Data records
--- START ---

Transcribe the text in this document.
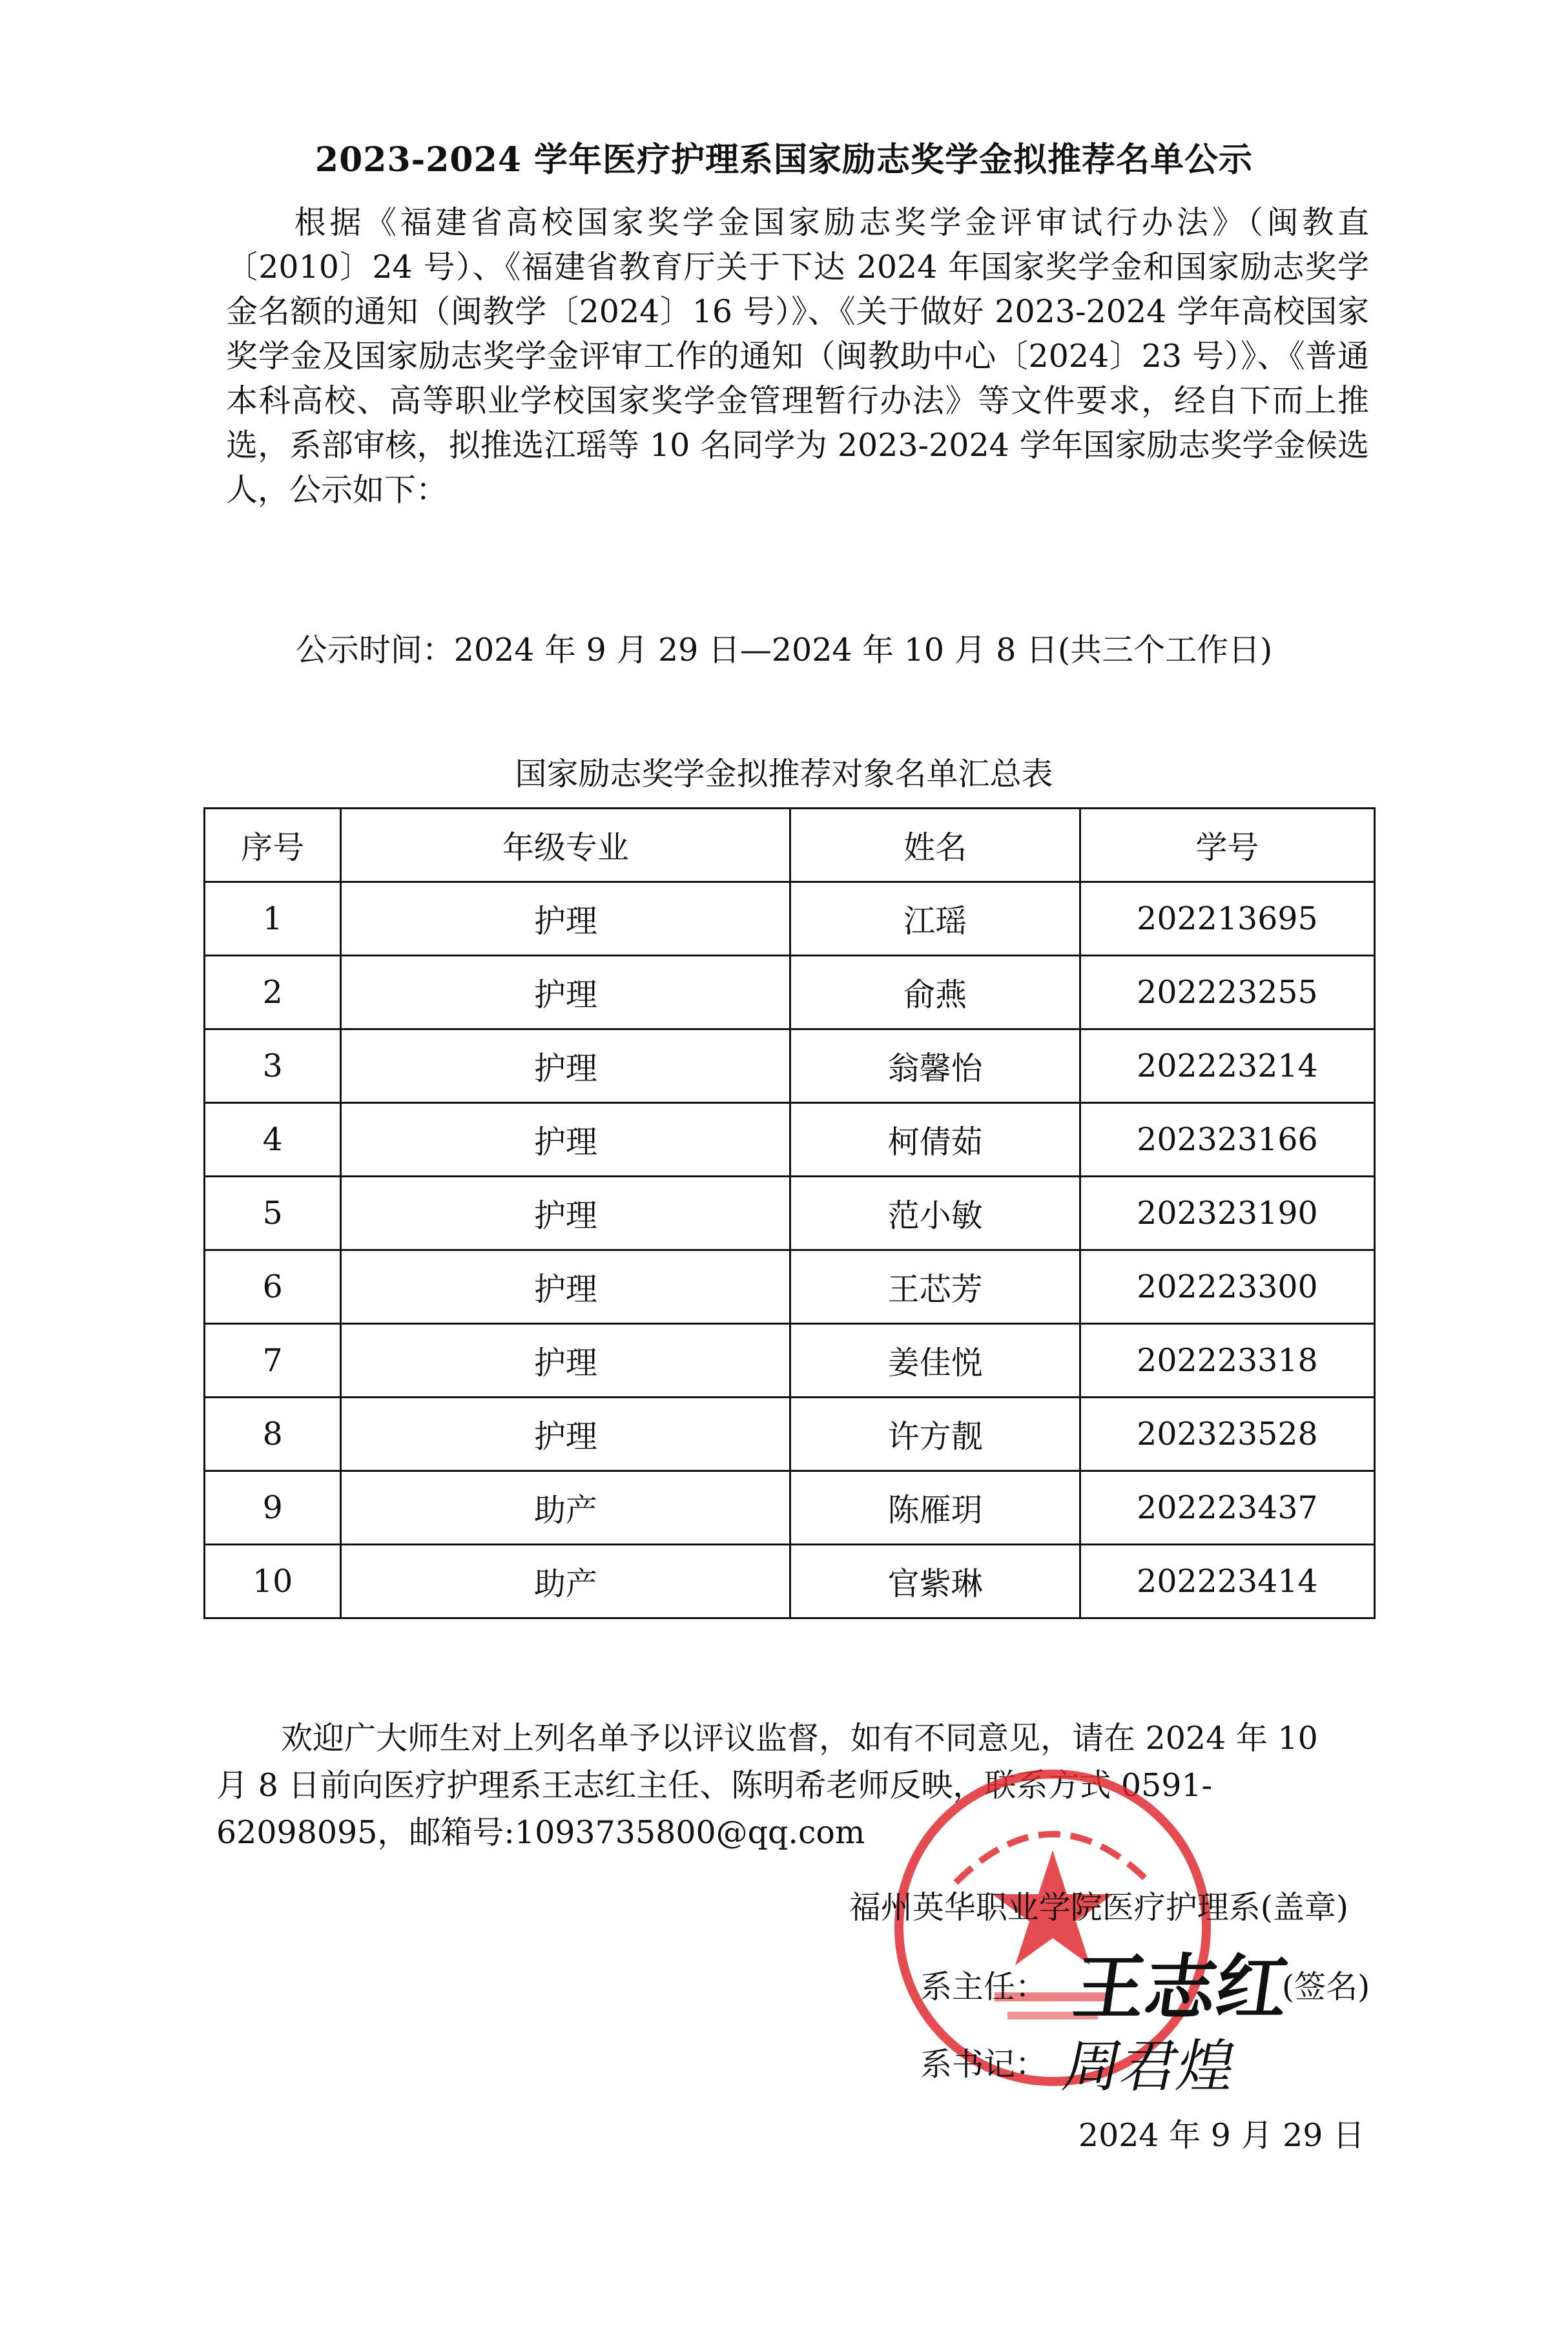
2023-2024 学年医疗护理系国家励志奖学金拟推荐名单公示
根据《福建省高校国家奖学金国家励志奖学金评审试行办法》（闽教直〔2010〕24 号）、《福建省教育厅关于下达 2024 年国家奖学金和国家励志奖学金名额的通知（闽教学〔2024〕16 号）》、《关于做好 2023-2024 学年高校国家奖学金及国家励志奖学金评审工作的通知（闽教助中心〔2024〕23 号）》、《普通本科高校、高等职业学校国家奖学金管理暂行办法》等文件要求，经自下而上推选，系部审核，拟推选江瑶等 10 名同学为 2023-2024 学年国家励志奖学金候选人，公示如下：
公示时间：2024 年 9 月 29 日—2024 年 10 月 8 日(共三个工作日)
国家励志奖学金拟推荐对象名单汇总表
序号	年级专业	姓名	学号
1	护理	江瑶	202213695
2	护理	俞燕	202223255
3	护理	翁馨怡	202223214
4	护理	柯倩茹	202323166
5	护理	范小敏	202323190
6	护理	王芯芳	202223300
7	护理	姜佳悦	202223318
8	护理	许方靓	202323528
9	助产	陈雁玥	202223437
10	助产	官紫琳	202223414
欢迎广大师生对上列名单予以评议监督，如有不同意见，请在 2024 年 10 月 8 日前向医疗护理系王志红主任、陈明希老师反映，联系方式 0591-62098095，邮箱号:1093735800@qq.com
福州英华职业学院医疗护理系(盖章)
系主任：	(签名)
王志红
系书记： 周君煌
2024 年 9 月 29 日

--- END ---

What to produce -> In the copy, include no pictures; restate the listing above exactly.

Final result ->
Transcribe the text in this document.
2023-2024 学年医疗护理系国家励志奖学金拟推荐名单公示
根据《福建省高校国家奖学金国家励志奖学金评审试行办法》（闽教直〔2010〕24 号）、《福建省教育厅关于下达 2024 年国家奖学金和国家励志奖学金名额的通知（闽教学〔2024〕16 号）》、《关于做好 2023-2024 学年高校国家奖学金及国家励志奖学金评审工作的通知（闽教助中心〔2024〕23 号）》、《普通本科高校、高等职业学校国家奖学金管理暂行办法》等文件要求，经自下而上推选，系部审核，拟推选江瑶等 10 名同学为 2023-2024 学年国家励志奖学金候选人，公示如下：
公示时间：2024 年 9 月 29 日—2024 年 10 月 8 日(共三个工作日)
国家励志奖学金拟推荐对象名单汇总表
序号	年级专业	姓名	学号
1	护理	江瑶	202213695
2	护理	俞燕	202223255
3	护理	翁馨怡	202223214
4	护理	柯倩茹	202323166
5	护理	范小敏	202323190
6	护理	王芯芳	202223300
7	护理	姜佳悦	202223318
8	护理	许方靓	202323528
9	助产	陈雁玥	202223437
10	助产	官紫琳	202223414
欢迎广大师生对上列名单予以评议监督，如有不同意见，请在 2024 年 10 月 8 日前向医疗护理系王志红主任、陈明希老师反映，联系方式 0591-62098095，邮箱号:1093735800@qq.com
福州英华职业学院医疗护理系(盖章)
系主任：	(签名)
王志红
系书记： 周君煌
2024 年 9 月 29 日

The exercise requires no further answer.